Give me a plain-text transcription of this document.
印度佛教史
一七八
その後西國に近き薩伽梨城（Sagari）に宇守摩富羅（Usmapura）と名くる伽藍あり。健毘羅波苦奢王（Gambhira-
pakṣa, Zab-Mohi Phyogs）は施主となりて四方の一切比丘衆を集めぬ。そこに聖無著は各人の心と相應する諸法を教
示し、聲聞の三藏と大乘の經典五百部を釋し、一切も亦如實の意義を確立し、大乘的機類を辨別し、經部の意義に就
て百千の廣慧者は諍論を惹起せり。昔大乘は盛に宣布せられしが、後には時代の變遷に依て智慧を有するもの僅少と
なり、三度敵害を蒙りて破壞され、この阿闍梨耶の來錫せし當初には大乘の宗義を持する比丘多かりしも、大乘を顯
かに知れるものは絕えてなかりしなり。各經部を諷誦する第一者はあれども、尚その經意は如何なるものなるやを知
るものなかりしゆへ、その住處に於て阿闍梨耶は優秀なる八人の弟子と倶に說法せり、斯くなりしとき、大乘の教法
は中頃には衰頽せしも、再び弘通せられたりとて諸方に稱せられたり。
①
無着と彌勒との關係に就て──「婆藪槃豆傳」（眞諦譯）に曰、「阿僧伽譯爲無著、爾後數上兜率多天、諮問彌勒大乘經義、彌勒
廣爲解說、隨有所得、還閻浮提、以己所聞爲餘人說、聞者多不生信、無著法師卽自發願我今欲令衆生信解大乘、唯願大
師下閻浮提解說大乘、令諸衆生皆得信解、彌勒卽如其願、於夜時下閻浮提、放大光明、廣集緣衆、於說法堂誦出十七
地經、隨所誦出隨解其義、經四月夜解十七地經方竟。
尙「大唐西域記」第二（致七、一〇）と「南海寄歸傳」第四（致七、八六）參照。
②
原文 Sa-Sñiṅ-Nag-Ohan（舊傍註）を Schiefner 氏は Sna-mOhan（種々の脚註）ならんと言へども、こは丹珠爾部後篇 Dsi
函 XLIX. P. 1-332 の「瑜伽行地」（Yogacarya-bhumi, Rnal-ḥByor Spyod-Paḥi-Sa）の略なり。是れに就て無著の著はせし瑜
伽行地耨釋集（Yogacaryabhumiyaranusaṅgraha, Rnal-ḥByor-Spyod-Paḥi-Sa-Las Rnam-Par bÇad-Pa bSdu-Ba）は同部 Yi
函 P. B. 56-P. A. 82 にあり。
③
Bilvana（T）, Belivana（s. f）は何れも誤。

Description of the task: Please quote the records above exactly, without skipping a line.

Solution to the problem:
Give me a plain-text transcription of this document.
印度佛教史
一七八
その後西國に近き薩伽梨城（Sagari）に宇守摩富羅（Usmapura）と名くる伽藍あり。健毘羅波苦奢王（Gambhira-
pakṣa, Zab-Mohi Phyogs）は施主となりて四方の一切比丘衆を集めぬ。そこに聖無著は各人の心と相應する諸法を教
示し、聲聞の三藏と大乘の經典五百部を釋し、一切も亦如實の意義を確立し、大乘的機類を辨別し、經部の意義に就
て百千の廣慧者は諍論を惹起せり。昔大乘は盛に宣布せられしが、後には時代の變遷に依て智慧を有するもの僅少と
なり、三度敵害を蒙りて破壞され、この阿闍梨耶の來錫せし當初には大乘の宗義を持する比丘多かりしも、大乘を顯
かに知れるものは絕えてなかりしなり。各經部を諷誦する第一者はあれども、尚その經意は如何なるものなるやを知
るものなかりしゆへ、その住處に於て阿闍梨耶は優秀なる八人の弟子と倶に說法せり、斯くなりしとき、大乘の教法
は中頃には衰頽せしも、再び弘通せられたりとて諸方に稱せられたり。
①
無着と彌勒との關係に就て──「婆藪槃豆傳」（眞諦譯）に曰、「阿僧伽譯爲無著、爾後數上兜率多天、諮問彌勒大乘經義、彌勒
廣爲解說、隨有所得、還閻浮提、以己所聞爲餘人說、聞者多不生信、無著法師卽自發願我今欲令衆生信解大乘、唯願大
師下閻浮提解說大乘、令諸衆生皆得信解、彌勒卽如其願、於夜時下閻浮提、放大光明、廣集緣衆、於說法堂誦出十七
地經、隨所誦出隨解其義、經四月夜解十七地經方竟。
尙「大唐西域記」第二（致七、一〇）と「南海寄歸傳」第四（致七、八六）參照。
②
原文 Sa-Sñiṅ-Nag-Ohan（舊傍註）を Schiefner 氏は Sna-mOhan（種々の脚註）ならんと言へども、こは丹珠爾部後篇 Dsi
函 XLIX. P. 1-332 の「瑜伽行地」（Yogacarya-bhumi, Rnal-ḥByor Spyod-Paḥi-Sa）の略なり。是れに就て無著の著はせし瑜
伽行地耨釋集（Yogacaryabhumiyaranusaṅgraha, Rnal-ḥByor-Spyod-Paḥi-Sa-Las Rnam-Par bÇad-Pa bSdu-Ba）は同部 Yi
函 P. B. 56-P. A. 82 にあり。
③
Bilvana（T）, Belivana（s. f）は何れも誤。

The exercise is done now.